Chart and figure data

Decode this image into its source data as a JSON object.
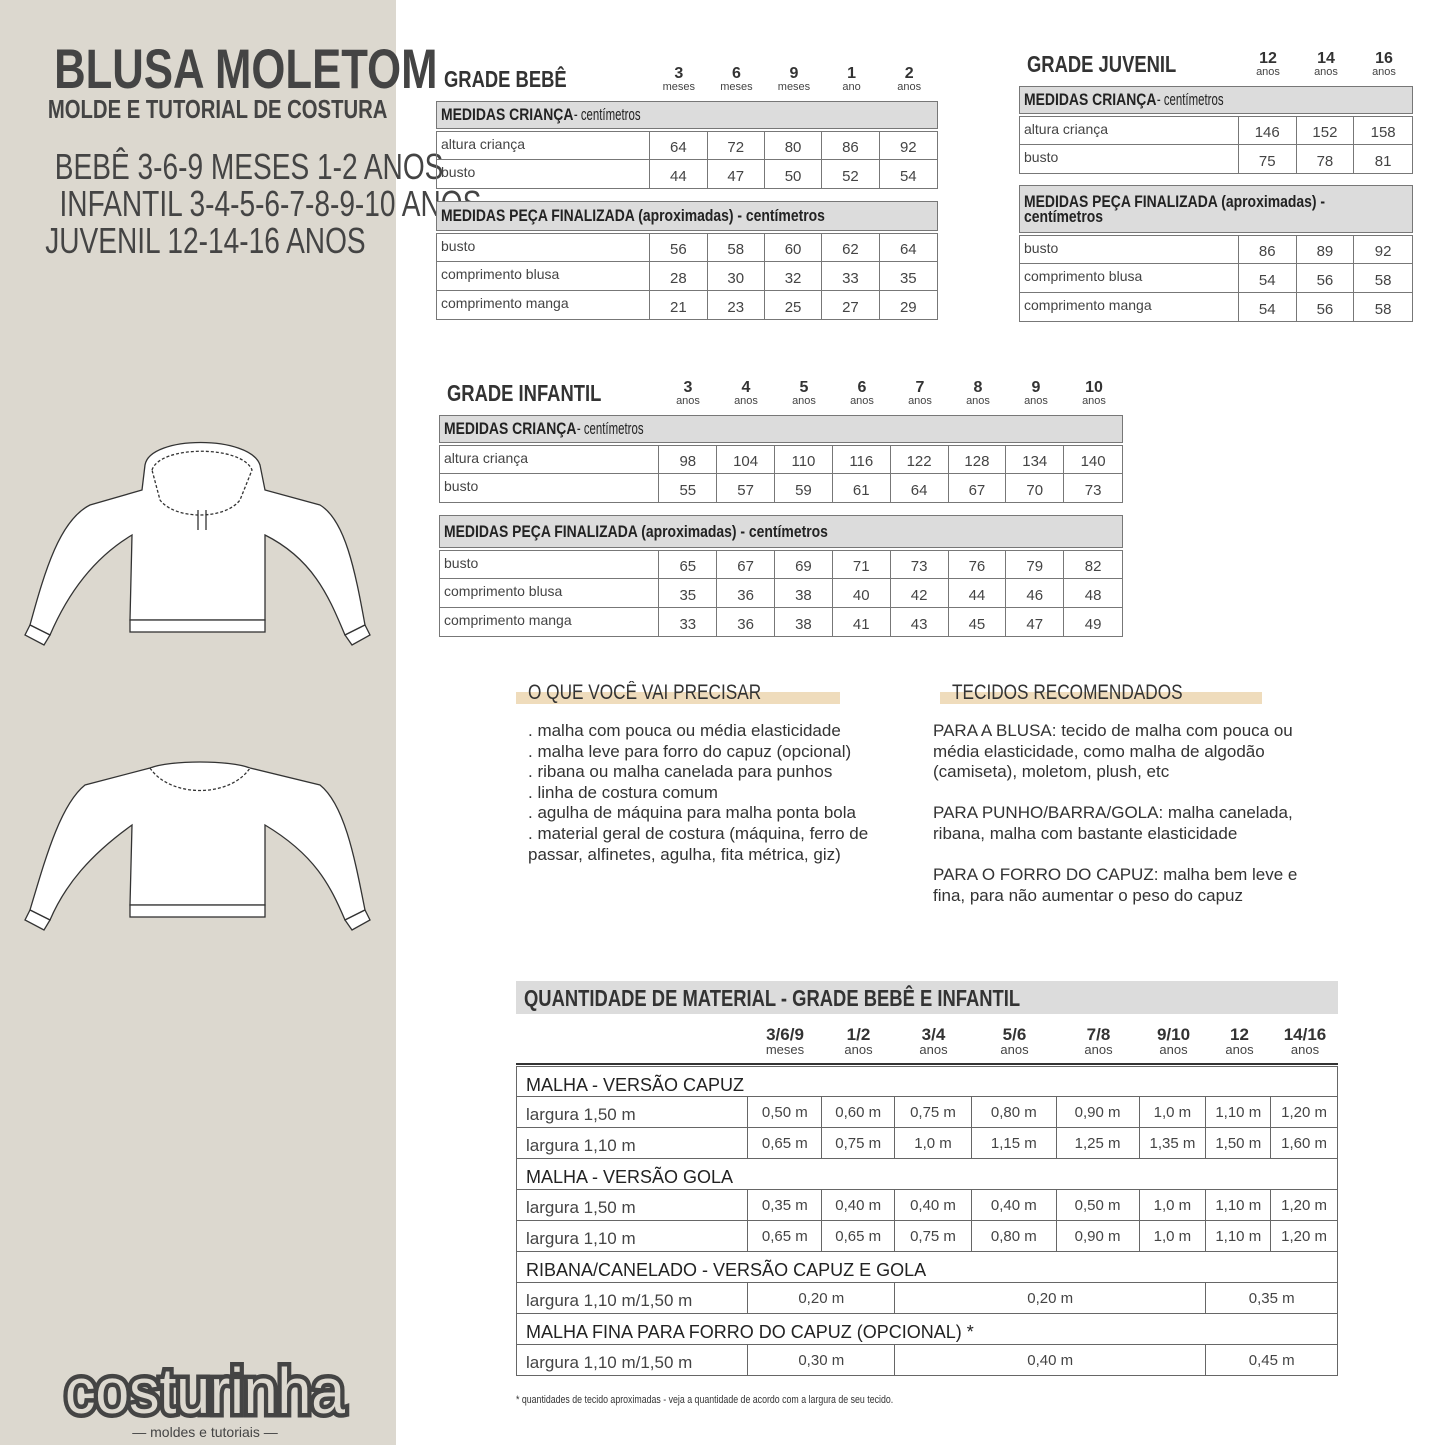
{
  "header": {
    "title": "BLUSA MOLETOM",
    "subtitle": "MOLDE E TUTORIAL DE COSTURA",
    "sizes": [
      "BEBÊ 3-6-9 MESES 1-2 ANOS",
      "INFANTIL 3-4-5-6-7-8-9-10 ANOS",
      "JUVENIL 12-14-16 ANOS"
    ]
  },
  "logo": {
    "name": "costurinha",
    "tagline": "— moldes e tutoriais —"
  },
  "illustrations": [
    "hoodie-drawing",
    "crewneck-sweatshirt-drawing"
  ],
  "bebe": {
    "title": "GRADE BEBÊ",
    "columns": [
      {
        "n": "3",
        "u": "meses"
      },
      {
        "n": "6",
        "u": "meses"
      },
      {
        "n": "9",
        "u": "meses"
      },
      {
        "n": "1",
        "u": "ano"
      },
      {
        "n": "2",
        "u": "anos"
      }
    ],
    "sections": [
      {
        "bold": "MEDIDAS CRIANÇA",
        "rest": " - centímetros",
        "rows": [
          {
            "label": "altura criança",
            "values": [
              "64",
              "72",
              "80",
              "86",
              "92"
            ]
          },
          {
            "label": "busto",
            "values": [
              "44",
              "47",
              "50",
              "52",
              "54"
            ]
          }
        ]
      },
      {
        "bold": "MEDIDAS PEÇA FINALIZADA (aproximadas) - centímetros",
        "rest": "",
        "rows": [
          {
            "label": "busto",
            "values": [
              "56",
              "58",
              "60",
              "62",
              "64"
            ]
          },
          {
            "label": "comprimento blusa",
            "values": [
              "28",
              "30",
              "32",
              "33",
              "35"
            ]
          },
          {
            "label": "comprimento manga",
            "values": [
              "21",
              "23",
              "25",
              "27",
              "29"
            ]
          }
        ]
      }
    ]
  },
  "juvenil": {
    "title": "GRADE JUVENIL",
    "columns": [
      {
        "n": "12",
        "u": "anos"
      },
      {
        "n": "14",
        "u": "anos"
      },
      {
        "n": "16",
        "u": "anos"
      }
    ],
    "sections": [
      {
        "bold": "MEDIDAS CRIANÇA",
        "rest": " - centímetros",
        "rows": [
          {
            "label": "altura criança",
            "values": [
              "146",
              "152",
              "158"
            ]
          },
          {
            "label": "busto",
            "values": [
              "75",
              "78",
              "81"
            ]
          }
        ]
      },
      {
        "bold": "MEDIDAS PEÇA FINALIZADA (aproximadas) - centímetros",
        "rest": "",
        "rows": [
          {
            "label": "busto",
            "values": [
              "86",
              "89",
              "92"
            ]
          },
          {
            "label": "comprimento blusa",
            "values": [
              "54",
              "56",
              "58"
            ]
          },
          {
            "label": "comprimento manga",
            "values": [
              "54",
              "56",
              "58"
            ]
          }
        ]
      }
    ]
  },
  "infantil": {
    "title": "GRADE INFANTIL",
    "columns": [
      {
        "n": "3",
        "u": "anos"
      },
      {
        "n": "4",
        "u": "anos"
      },
      {
        "n": "5",
        "u": "anos"
      },
      {
        "n": "6",
        "u": "anos"
      },
      {
        "n": "7",
        "u": "anos"
      },
      {
        "n": "8",
        "u": "anos"
      },
      {
        "n": "9",
        "u": "anos"
      },
      {
        "n": "10",
        "u": "anos"
      }
    ],
    "sections": [
      {
        "bold": "MEDIDAS CRIANÇA",
        "rest": " - centímetros",
        "rows": [
          {
            "label": "altura criança",
            "values": [
              "98",
              "104",
              "110",
              "116",
              "122",
              "128",
              "134",
              "140"
            ]
          },
          {
            "label": "busto",
            "values": [
              "55",
              "57",
              "59",
              "61",
              "64",
              "67",
              "70",
              "73"
            ]
          }
        ]
      },
      {
        "bold": "MEDIDAS PEÇA FINALIZADA (aproximadas) - centímetros",
        "rest": "",
        "rows": [
          {
            "label": "busto",
            "values": [
              "65",
              "67",
              "69",
              "71",
              "73",
              "76",
              "79",
              "82"
            ]
          },
          {
            "label": "comprimento blusa",
            "values": [
              "35",
              "36",
              "38",
              "40",
              "42",
              "44",
              "46",
              "48"
            ]
          },
          {
            "label": "comprimento manga",
            "values": [
              "33",
              "36",
              "38",
              "41",
              "43",
              "45",
              "47",
              "49"
            ]
          }
        ]
      }
    ]
  },
  "precisar": {
    "title": "O QUE VOCÊ VAI PRECISAR",
    "lines": [
      ". malha com pouca ou média elasticidade",
      ". malha leve para forro do capuz (opcional)",
      ". ribana ou malha canelada para punhos",
      ". linha de costura comum",
      ". agulha de máquina para malha ponta bola",
      ". material geral de costura (máquina, ferro de",
      "passar, alfinetes, agulha, fita métrica, giz)"
    ]
  },
  "tecidos": {
    "title": "TECIDOS RECOMENDADOS",
    "paragraphs": [
      {
        "lead": "PARA A BLUSA",
        "text": ": tecido de malha com pouca ou média elasticidade, como malha de algodão (camiseta), moletom, plush, etc"
      },
      {
        "lead": "PARA PUNHO/BARRA/GOLA",
        "text": ": malha canelada, ribana, malha com bastante elasticidade"
      },
      {
        "lead": "PARA O FORRO DO CAPUZ",
        "text": ": malha bem leve e fina, para não aumentar o peso do capuz"
      }
    ]
  },
  "material": {
    "title": "QUANTIDADE DE MATERIAL - GRADE BEBÊ E INFANTIL",
    "columns": [
      {
        "n": "3/6/9",
        "u": "meses"
      },
      {
        "n": "1/2",
        "u": "anos"
      },
      {
        "n": "3/4",
        "u": "anos"
      },
      {
        "n": "5/6",
        "u": "anos"
      },
      {
        "n": "7/8",
        "u": "anos"
      },
      {
        "n": "9/10",
        "u": "anos"
      },
      {
        "n": "12",
        "u": "anos"
      },
      {
        "n": "14/16",
        "u": "anos"
      }
    ],
    "rows": [
      {
        "section": "MALHA - VERSÃO CAPUZ"
      },
      {
        "label": "largura 1,50 m",
        "cells": [
          {
            "v": "0,50 m",
            "span": 1
          },
          {
            "v": "0,60 m",
            "span": 1
          },
          {
            "v": "0,75 m",
            "span": 1
          },
          {
            "v": "0,80 m",
            "span": 1
          },
          {
            "v": "0,90 m",
            "span": 1
          },
          {
            "v": "1,0 m",
            "span": 1
          },
          {
            "v": "1,10 m",
            "span": 1
          },
          {
            "v": "1,20 m",
            "span": 1
          }
        ]
      },
      {
        "label": "largura 1,10 m",
        "cells": [
          {
            "v": "0,65  m",
            "span": 1
          },
          {
            "v": "0,75  m",
            "span": 1
          },
          {
            "v": "1,0 m",
            "span": 1
          },
          {
            "v": "1,15 m",
            "span": 1
          },
          {
            "v": "1,25 m",
            "span": 1
          },
          {
            "v": "1,35 m",
            "span": 1
          },
          {
            "v": "1,50 m",
            "span": 1
          },
          {
            "v": "1,60 m",
            "span": 1
          }
        ]
      },
      {
        "section": "MALHA - VERSÃO GOLA"
      },
      {
        "label": "largura 1,50 m",
        "cells": [
          {
            "v": "0,35 m",
            "span": 1
          },
          {
            "v": "0,40 m",
            "span": 1
          },
          {
            "v": "0,40 m",
            "span": 1
          },
          {
            "v": "0,40 m",
            "span": 1
          },
          {
            "v": "0,50 m",
            "span": 1
          },
          {
            "v": "1,0 m",
            "span": 1
          },
          {
            "v": "1,10 m",
            "span": 1
          },
          {
            "v": "1,20 m",
            "span": 1
          }
        ]
      },
      {
        "label": "largura 1,10 m",
        "cells": [
          {
            "v": "0,65 m",
            "span": 1
          },
          {
            "v": "0,65 m",
            "span": 1
          },
          {
            "v": "0,75 m",
            "span": 1
          },
          {
            "v": "0,80 m",
            "span": 1
          },
          {
            "v": "0,90 m",
            "span": 1
          },
          {
            "v": "1,0 m",
            "span": 1
          },
          {
            "v": "1,10 m",
            "span": 1
          },
          {
            "v": "1,20 m",
            "span": 1
          }
        ]
      },
      {
        "section": "RIBANA/CANELADO - VERSÃO CAPUZ E GOLA"
      },
      {
        "label": "largura 1,10 m/1,50 m",
        "cells": [
          {
            "v": "0,20 m",
            "span": 2
          },
          {
            "v": "0,20 m",
            "span": 4
          },
          {
            "v": "0,35 m",
            "span": 2
          }
        ]
      },
      {
        "section": "MALHA FINA PARA FORRO DO CAPUZ (OPCIONAL) *"
      },
      {
        "label": "largura 1,10 m/1,50 m",
        "cells": [
          {
            "v": "0,30 m",
            "span": 2
          },
          {
            "v": "0,40 m",
            "span": 4
          },
          {
            "v": "0,45 m",
            "span": 2
          }
        ]
      }
    ],
    "footnote": "* quantidades de tecido aproximadas - veja a quantidade de acordo com a largura de seu tecido."
  },
  "colors": {
    "sidebar": "#dcd8cf",
    "header_gray": "#dcdcdc",
    "highlight": "#efdcbc",
    "text": "#444444"
  }
}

* To be done: Show all lines from the listing above in which "GRADE" appears.

* Right answer:
    "title": "GRADE BEBÊ",
    "title": "GRADE JUVENIL",
    "title": "GRADE INFANTIL",
    "title": "QUANTIDADE DE MATERIAL - GRADE BEBÊ E INFANTIL",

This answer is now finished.